**Description of the task**
Reproduce each line of the material precisely.

++++++++

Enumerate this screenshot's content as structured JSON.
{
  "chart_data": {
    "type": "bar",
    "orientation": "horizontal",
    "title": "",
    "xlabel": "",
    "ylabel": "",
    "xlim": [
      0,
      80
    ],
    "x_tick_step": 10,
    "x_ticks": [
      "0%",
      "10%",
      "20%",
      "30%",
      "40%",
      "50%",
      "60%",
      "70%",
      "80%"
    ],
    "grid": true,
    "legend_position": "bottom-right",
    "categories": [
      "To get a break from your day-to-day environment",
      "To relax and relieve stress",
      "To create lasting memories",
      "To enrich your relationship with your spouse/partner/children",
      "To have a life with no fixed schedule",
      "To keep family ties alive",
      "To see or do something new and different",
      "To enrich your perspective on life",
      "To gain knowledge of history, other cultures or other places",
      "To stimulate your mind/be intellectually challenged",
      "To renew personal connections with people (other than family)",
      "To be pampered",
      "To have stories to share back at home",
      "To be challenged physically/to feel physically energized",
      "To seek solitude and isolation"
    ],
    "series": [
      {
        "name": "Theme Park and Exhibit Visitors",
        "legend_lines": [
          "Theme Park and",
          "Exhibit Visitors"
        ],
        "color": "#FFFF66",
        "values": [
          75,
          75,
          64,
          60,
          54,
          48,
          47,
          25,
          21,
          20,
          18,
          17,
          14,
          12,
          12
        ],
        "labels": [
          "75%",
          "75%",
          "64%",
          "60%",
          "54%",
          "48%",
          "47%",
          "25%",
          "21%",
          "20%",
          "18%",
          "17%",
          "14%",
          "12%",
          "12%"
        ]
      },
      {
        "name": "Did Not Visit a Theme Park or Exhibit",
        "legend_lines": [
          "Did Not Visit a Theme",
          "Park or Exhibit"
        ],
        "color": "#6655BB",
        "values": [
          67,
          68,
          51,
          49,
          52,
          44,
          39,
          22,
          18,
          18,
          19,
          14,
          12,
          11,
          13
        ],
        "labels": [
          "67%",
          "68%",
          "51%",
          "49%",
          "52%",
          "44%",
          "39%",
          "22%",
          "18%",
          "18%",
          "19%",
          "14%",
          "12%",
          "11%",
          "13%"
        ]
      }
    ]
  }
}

++++++++

**Answer**
Enumerate this screenshot's content as structured JSON.
{
  "chart_data": {
    "type": "bar",
    "orientation": "horizontal",
    "title": "",
    "xlabel": "",
    "ylabel": "",
    "xlim": [
      0,
      80
    ],
    "x_tick_step": 10,
    "x_ticks": [
      "0%",
      "10%",
      "20%",
      "30%",
      "40%",
      "50%",
      "60%",
      "70%",
      "80%"
    ],
    "grid": true,
    "legend_position": "bottom-right",
    "categories": [
      "To get a break from your day-to-day environment",
      "To relax and relieve stress",
      "To create lasting memories",
      "To enrich your relationship with your spouse/partner/children",
      "To have a life with no fixed schedule",
      "To keep family ties alive",
      "To see or do something new and different",
      "To enrich your perspective on life",
      "To gain knowledge of history, other cultures or other places",
      "To stimulate your mind/be intellectually challenged",
      "To renew personal connections with people (other than family)",
      "To be pampered",
      "To have stories to share back at home",
      "To be challenged physically/to feel physically energized",
      "To seek solitude and isolation"
    ],
    "series": [
      {
        "name": "Theme Park and Exhibit Visitors",
        "legend_lines": [
          "Theme Park and",
          "Exhibit Visitors"
        ],
        "color": "#FFFF66",
        "values": [
          75,
          75,
          64,
          60,
          54,
          48,
          47,
          25,
          21,
          20,
          18,
          17,
          14,
          12,
          12
        ],
        "labels": [
          "75%",
          "75%",
          "64%",
          "60%",
          "54%",
          "48%",
          "47%",
          "25%",
          "21%",
          "20%",
          "18%",
          "17%",
          "14%",
          "12%",
          "12%"
        ]
      },
      {
        "name": "Did Not Visit a Theme Park or Exhibit",
        "legend_lines": [
          "Did Not Visit a Theme",
          "Park or Exhibit"
        ],
        "color": "#6655BB",
        "values": [
          67,
          68,
          51,
          49,
          52,
          44,
          39,
          22,
          18,
          18,
          19,
          14,
          12,
          11,
          13
        ],
        "labels": [
          "67%",
          "68%",
          "51%",
          "49%",
          "52%",
          "44%",
          "39%",
          "22%",
          "18%",
          "18%",
          "19%",
          "14%",
          "12%",
          "11%",
          "13%"
        ]
      }
    ]
  }
}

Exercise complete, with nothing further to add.